— Begin Data supplied —

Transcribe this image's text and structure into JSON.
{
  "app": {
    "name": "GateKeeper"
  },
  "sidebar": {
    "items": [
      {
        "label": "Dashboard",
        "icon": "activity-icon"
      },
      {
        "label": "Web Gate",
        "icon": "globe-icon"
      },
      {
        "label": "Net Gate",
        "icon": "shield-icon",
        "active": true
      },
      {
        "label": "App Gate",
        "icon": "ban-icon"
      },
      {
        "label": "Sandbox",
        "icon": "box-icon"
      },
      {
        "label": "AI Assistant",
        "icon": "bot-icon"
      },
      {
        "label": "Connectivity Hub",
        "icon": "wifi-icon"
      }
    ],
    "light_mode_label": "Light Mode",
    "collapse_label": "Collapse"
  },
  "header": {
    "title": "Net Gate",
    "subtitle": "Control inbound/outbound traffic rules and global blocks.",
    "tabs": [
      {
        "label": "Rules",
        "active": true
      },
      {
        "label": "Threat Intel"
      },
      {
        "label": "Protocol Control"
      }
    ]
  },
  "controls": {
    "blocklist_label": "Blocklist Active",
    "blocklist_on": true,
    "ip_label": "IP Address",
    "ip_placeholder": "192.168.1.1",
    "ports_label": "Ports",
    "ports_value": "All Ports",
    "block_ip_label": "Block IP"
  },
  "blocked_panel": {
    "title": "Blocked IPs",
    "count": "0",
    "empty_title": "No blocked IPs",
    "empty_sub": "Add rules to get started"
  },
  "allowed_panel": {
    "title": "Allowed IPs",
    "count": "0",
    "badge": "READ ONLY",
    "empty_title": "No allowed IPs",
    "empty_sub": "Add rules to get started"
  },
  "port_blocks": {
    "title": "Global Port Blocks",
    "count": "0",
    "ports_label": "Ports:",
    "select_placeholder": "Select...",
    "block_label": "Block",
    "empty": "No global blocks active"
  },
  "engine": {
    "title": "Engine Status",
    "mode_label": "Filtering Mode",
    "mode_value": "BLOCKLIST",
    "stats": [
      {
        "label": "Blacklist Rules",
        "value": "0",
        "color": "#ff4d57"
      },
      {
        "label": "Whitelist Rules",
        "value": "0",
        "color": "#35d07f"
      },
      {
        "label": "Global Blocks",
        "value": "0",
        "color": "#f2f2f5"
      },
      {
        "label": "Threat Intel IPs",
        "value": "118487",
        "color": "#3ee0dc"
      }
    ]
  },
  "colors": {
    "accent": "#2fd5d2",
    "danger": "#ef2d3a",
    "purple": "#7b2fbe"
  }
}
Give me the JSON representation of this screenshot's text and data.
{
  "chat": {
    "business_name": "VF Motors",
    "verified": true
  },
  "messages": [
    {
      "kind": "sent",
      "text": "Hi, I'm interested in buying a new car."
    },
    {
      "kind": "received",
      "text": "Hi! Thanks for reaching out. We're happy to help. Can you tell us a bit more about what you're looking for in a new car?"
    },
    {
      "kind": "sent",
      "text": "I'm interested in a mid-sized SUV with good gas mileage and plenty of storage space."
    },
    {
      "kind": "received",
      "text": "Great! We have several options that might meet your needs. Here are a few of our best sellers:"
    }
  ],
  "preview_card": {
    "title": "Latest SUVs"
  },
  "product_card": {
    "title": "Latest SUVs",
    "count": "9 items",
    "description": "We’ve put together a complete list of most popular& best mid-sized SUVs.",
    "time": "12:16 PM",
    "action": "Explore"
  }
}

— End Data supplied —

» Goal: Extract every entry above as it appears.

» Worked answer:
Transcribe this image's text and structure into JSON.
{
  "app": {
    "name": "GateKeeper"
  },
  "sidebar": {
    "items": [
      {
        "label": "Dashboard",
        "icon": "activity-icon"
      },
      {
        "label": "Web Gate",
        "icon": "globe-icon"
      },
      {
        "label": "Net Gate",
        "icon": "shield-icon",
        "active": true
      },
      {
        "label": "App Gate",
        "icon": "ban-icon"
      },
      {
        "label": "Sandbox",
        "icon": "box-icon"
      },
      {
        "label": "AI Assistant",
        "icon": "bot-icon"
      },
      {
        "label": "Connectivity Hub",
        "icon": "wifi-icon"
      }
    ],
    "light_mode_label": "Light Mode",
    "collapse_label": "Collapse"
  },
  "header": {
    "title": "Net Gate",
    "subtitle": "Control inbound/outbound traffic rules and global blocks.",
    "tabs": [
      {
        "label": "Rules",
        "active": true
      },
      {
        "label": "Threat Intel"
      },
      {
        "label": "Protocol Control"
      }
    ]
  },
  "controls": {
    "blocklist_label": "Blocklist Active",
    "blocklist_on": true,
    "ip_label": "IP Address",
    "ip_placeholder": "192.168.1.1",
    "ports_label": "Ports",
    "ports_value": "All Ports",
    "block_ip_label": "Block IP"
  },
  "blocked_panel": {
    "title": "Blocked IPs",
    "count": "0",
    "empty_title": "No blocked IPs",
    "empty_sub": "Add rules to get started"
  },
  "allowed_panel": {
    "title": "Allowed IPs",
    "count": "0",
    "badge": "READ ONLY",
    "empty_title": "No allowed IPs",
    "empty_sub": "Add rules to get started"
  },
  "port_blocks": {
    "title": "Global Port Blocks",
    "count": "0",
    "ports_label": "Ports:",
    "select_placeholder": "Select...",
    "block_label": "Block",
    "empty": "No global blocks active"
  },
  "engine": {
    "title": "Engine Status",
    "mode_label": "Filtering Mode",
    "mode_value": "BLOCKLIST",
    "stats": [
      {
        "label": "Blacklist Rules",
        "value": "0",
        "color": "#ff4d57"
      },
      {
        "label": "Whitelist Rules",
        "value": "0",
        "color": "#35d07f"
      },
      {
        "label": "Global Blocks",
        "value": "0",
        "color": "#f2f2f5"
      },
      {
        "label": "Threat Intel IPs",
        "value": "118487",
        "color": "#3ee0dc"
      }
    ]
  },
  "colors": {
    "accent": "#2fd5d2",
    "danger": "#ef2d3a",
    "purple": "#7b2fbe"
  }
}
Give me the JSON representation of this screenshot's text and data.
{
  "chat": {
    "business_name": "VF Motors",
    "verified": true
  },
  "messages": [
    {
      "kind": "sent",
      "text": "Hi, I'm interested in buying a new car."
    },
    {
      "kind": "received",
      "text": "Hi! Thanks for reaching out. We're happy to help. Can you tell us a bit more about what you're looking for in a new car?"
    },
    {
      "kind": "sent",
      "text": "I'm interested in a mid-sized SUV with good gas mileage and plenty of storage space."
    },
    {
      "kind": "received",
      "text": "Great! We have several options that might meet your needs. Here are a few of our best sellers:"
    }
  ],
  "preview_card": {
    "title": "Latest SUVs"
  },
  "product_card": {
    "title": "Latest SUVs",
    "count": "9 items",
    "description": "We’ve put together a complete list of most popular& best mid-sized SUVs.",
    "time": "12:16 PM",
    "action": "Explore"
  }
}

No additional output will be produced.